What to do: Write out the listing beneath this instruction in its entirety, exactly as it reads.

☆ ☆ ☆ ☆

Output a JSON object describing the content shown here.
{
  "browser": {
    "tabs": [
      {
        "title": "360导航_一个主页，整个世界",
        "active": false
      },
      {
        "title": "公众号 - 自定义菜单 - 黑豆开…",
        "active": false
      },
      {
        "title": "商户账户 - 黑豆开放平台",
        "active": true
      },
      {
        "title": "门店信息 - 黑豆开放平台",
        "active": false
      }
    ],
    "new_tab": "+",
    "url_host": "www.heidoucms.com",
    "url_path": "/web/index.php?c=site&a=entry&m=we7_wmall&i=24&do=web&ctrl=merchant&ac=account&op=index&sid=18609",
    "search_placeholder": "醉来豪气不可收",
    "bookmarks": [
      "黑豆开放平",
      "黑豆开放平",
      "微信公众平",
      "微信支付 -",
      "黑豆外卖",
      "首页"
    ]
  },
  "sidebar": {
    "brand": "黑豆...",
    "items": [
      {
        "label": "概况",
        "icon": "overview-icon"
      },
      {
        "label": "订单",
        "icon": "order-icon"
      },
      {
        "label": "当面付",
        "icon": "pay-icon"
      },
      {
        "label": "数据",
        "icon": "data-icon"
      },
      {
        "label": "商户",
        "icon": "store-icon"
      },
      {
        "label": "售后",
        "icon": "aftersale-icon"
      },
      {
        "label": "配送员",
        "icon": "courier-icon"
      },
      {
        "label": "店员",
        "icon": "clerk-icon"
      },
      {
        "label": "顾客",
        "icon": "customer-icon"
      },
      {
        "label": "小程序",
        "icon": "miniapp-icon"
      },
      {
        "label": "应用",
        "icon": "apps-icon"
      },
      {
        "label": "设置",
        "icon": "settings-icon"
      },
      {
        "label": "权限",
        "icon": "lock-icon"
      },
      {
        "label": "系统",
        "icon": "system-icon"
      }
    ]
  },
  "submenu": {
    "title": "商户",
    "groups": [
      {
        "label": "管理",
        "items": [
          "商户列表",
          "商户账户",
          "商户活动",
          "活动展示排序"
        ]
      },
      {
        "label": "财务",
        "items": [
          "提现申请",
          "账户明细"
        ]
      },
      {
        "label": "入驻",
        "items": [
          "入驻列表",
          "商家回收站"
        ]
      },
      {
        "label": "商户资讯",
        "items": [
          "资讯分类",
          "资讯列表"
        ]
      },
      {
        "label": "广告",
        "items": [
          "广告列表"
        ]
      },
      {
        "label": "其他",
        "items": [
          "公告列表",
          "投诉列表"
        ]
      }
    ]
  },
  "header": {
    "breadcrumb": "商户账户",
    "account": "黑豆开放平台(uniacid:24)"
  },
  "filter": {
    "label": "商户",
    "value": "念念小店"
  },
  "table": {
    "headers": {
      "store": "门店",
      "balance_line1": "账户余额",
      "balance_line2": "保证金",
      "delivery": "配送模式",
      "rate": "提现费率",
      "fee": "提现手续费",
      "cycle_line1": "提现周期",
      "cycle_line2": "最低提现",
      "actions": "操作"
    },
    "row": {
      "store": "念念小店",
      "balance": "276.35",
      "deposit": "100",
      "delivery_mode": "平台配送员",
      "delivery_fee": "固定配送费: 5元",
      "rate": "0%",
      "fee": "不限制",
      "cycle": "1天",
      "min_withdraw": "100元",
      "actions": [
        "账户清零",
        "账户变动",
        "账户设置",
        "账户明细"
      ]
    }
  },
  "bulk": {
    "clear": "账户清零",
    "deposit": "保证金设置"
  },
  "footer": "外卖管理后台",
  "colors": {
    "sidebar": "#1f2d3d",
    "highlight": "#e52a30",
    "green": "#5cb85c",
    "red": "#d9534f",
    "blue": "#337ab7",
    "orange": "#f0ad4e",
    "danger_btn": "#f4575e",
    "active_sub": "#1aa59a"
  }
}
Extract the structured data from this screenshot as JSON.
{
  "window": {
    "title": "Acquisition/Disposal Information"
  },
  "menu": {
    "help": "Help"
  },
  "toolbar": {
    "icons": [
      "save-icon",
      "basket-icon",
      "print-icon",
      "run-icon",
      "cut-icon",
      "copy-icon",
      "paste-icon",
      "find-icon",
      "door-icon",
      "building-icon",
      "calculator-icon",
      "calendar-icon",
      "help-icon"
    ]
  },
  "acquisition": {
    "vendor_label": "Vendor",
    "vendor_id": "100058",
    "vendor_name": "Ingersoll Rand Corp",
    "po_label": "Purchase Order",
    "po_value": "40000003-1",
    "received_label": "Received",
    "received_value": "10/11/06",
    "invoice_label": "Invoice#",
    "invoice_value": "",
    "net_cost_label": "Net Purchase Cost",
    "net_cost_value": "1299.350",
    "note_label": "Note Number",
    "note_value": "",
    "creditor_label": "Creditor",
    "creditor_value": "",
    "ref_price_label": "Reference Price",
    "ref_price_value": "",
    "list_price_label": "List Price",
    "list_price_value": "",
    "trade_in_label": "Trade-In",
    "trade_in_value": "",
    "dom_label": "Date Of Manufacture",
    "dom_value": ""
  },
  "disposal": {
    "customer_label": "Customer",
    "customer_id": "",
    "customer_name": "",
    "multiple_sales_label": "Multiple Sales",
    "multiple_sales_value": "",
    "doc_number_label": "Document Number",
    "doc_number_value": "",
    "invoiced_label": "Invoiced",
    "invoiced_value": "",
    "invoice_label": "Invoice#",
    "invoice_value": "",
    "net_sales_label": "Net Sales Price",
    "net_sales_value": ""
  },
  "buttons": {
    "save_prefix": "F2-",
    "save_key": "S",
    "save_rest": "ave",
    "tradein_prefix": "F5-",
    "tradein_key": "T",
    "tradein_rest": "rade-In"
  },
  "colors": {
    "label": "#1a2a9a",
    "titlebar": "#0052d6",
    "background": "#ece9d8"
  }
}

☆ ☆ ☆ ☆

Result for this task:
Output a JSON object describing the content shown here.
{
  "browser": {
    "tabs": [
      {
        "title": "360导航_一个主页，整个世界",
        "active": false
      },
      {
        "title": "公众号 - 自定义菜单 - 黑豆开…",
        "active": false
      },
      {
        "title": "商户账户 - 黑豆开放平台",
        "active": true
      },
      {
        "title": "门店信息 - 黑豆开放平台",
        "active": false
      }
    ],
    "new_tab": "+",
    "url_host": "www.heidoucms.com",
    "url_path": "/web/index.php?c=site&a=entry&m=we7_wmall&i=24&do=web&ctrl=merchant&ac=account&op=index&sid=18609",
    "search_placeholder": "醉来豪气不可收",
    "bookmarks": [
      "黑豆开放平",
      "黑豆开放平",
      "微信公众平",
      "微信支付 -",
      "黑豆外卖",
      "首页"
    ]
  },
  "sidebar": {
    "brand": "黑豆...",
    "items": [
      {
        "label": "概况",
        "icon": "overview-icon"
      },
      {
        "label": "订单",
        "icon": "order-icon"
      },
      {
        "label": "当面付",
        "icon": "pay-icon"
      },
      {
        "label": "数据",
        "icon": "data-icon"
      },
      {
        "label": "商户",
        "icon": "store-icon"
      },
      {
        "label": "售后",
        "icon": "aftersale-icon"
      },
      {
        "label": "配送员",
        "icon": "courier-icon"
      },
      {
        "label": "店员",
        "icon": "clerk-icon"
      },
      {
        "label": "顾客",
        "icon": "customer-icon"
      },
      {
        "label": "小程序",
        "icon": "miniapp-icon"
      },
      {
        "label": "应用",
        "icon": "apps-icon"
      },
      {
        "label": "设置",
        "icon": "settings-icon"
      },
      {
        "label": "权限",
        "icon": "lock-icon"
      },
      {
        "label": "系统",
        "icon": "system-icon"
      }
    ]
  },
  "submenu": {
    "title": "商户",
    "groups": [
      {
        "label": "管理",
        "items": [
          "商户列表",
          "商户账户",
          "商户活动",
          "活动展示排序"
        ]
      },
      {
        "label": "财务",
        "items": [
          "提现申请",
          "账户明细"
        ]
      },
      {
        "label": "入驻",
        "items": [
          "入驻列表",
          "商家回收站"
        ]
      },
      {
        "label": "商户资讯",
        "items": [
          "资讯分类",
          "资讯列表"
        ]
      },
      {
        "label": "广告",
        "items": [
          "广告列表"
        ]
      },
      {
        "label": "其他",
        "items": [
          "公告列表",
          "投诉列表"
        ]
      }
    ]
  },
  "header": {
    "breadcrumb": "商户账户",
    "account": "黑豆开放平台(uniacid:24)"
  },
  "filter": {
    "label": "商户",
    "value": "念念小店"
  },
  "table": {
    "headers": {
      "store": "门店",
      "balance_line1": "账户余额",
      "balance_line2": "保证金",
      "delivery": "配送模式",
      "rate": "提现费率",
      "fee": "提现手续费",
      "cycle_line1": "提现周期",
      "cycle_line2": "最低提现",
      "actions": "操作"
    },
    "row": {
      "store": "念念小店",
      "balance": "276.35",
      "deposit": "100",
      "delivery_mode": "平台配送员",
      "delivery_fee": "固定配送费: 5元",
      "rate": "0%",
      "fee": "不限制",
      "cycle": "1天",
      "min_withdraw": "100元",
      "actions": [
        "账户清零",
        "账户变动",
        "账户设置",
        "账户明细"
      ]
    }
  },
  "bulk": {
    "clear": "账户清零",
    "deposit": "保证金设置"
  },
  "footer": "外卖管理后台",
  "colors": {
    "sidebar": "#1f2d3d",
    "highlight": "#e52a30",
    "green": "#5cb85c",
    "red": "#d9534f",
    "blue": "#337ab7",
    "orange": "#f0ad4e",
    "danger_btn": "#f4575e",
    "active_sub": "#1aa59a"
  }
}
Extract the structured data from this screenshot as JSON.
{
  "window": {
    "title": "Acquisition/Disposal Information"
  },
  "menu": {
    "help": "Help"
  },
  "toolbar": {
    "icons": [
      "save-icon",
      "basket-icon",
      "print-icon",
      "run-icon",
      "cut-icon",
      "copy-icon",
      "paste-icon",
      "find-icon",
      "door-icon",
      "building-icon",
      "calculator-icon",
      "calendar-icon",
      "help-icon"
    ]
  },
  "acquisition": {
    "vendor_label": "Vendor",
    "vendor_id": "100058",
    "vendor_name": "Ingersoll Rand Corp",
    "po_label": "Purchase Order",
    "po_value": "40000003-1",
    "received_label": "Received",
    "received_value": "10/11/06",
    "invoice_label": "Invoice#",
    "invoice_value": "",
    "net_cost_label": "Net Purchase Cost",
    "net_cost_value": "1299.350",
    "note_label": "Note Number",
    "note_value": "",
    "creditor_label": "Creditor",
    "creditor_value": "",
    "ref_price_label": "Reference Price",
    "ref_price_value": "",
    "list_price_label": "List Price",
    "list_price_value": "",
    "trade_in_label": "Trade-In",
    "trade_in_value": "",
    "dom_label": "Date Of Manufacture",
    "dom_value": ""
  },
  "disposal": {
    "customer_label": "Customer",
    "customer_id": "",
    "customer_name": "",
    "multiple_sales_label": "Multiple Sales",
    "multiple_sales_value": "",
    "doc_number_label": "Document Number",
    "doc_number_value": "",
    "invoiced_label": "Invoiced",
    "invoiced_value": "",
    "invoice_label": "Invoice#",
    "invoice_value": "",
    "net_sales_label": "Net Sales Price",
    "net_sales_value": ""
  },
  "buttons": {
    "save_prefix": "F2-",
    "save_key": "S",
    "save_rest": "ave",
    "tradein_prefix": "F5-",
    "tradein_key": "T",
    "tradein_rest": "rade-In"
  },
  "colors": {
    "label": "#1a2a9a",
    "titlebar": "#0052d6",
    "background": "#ece9d8"
  }
}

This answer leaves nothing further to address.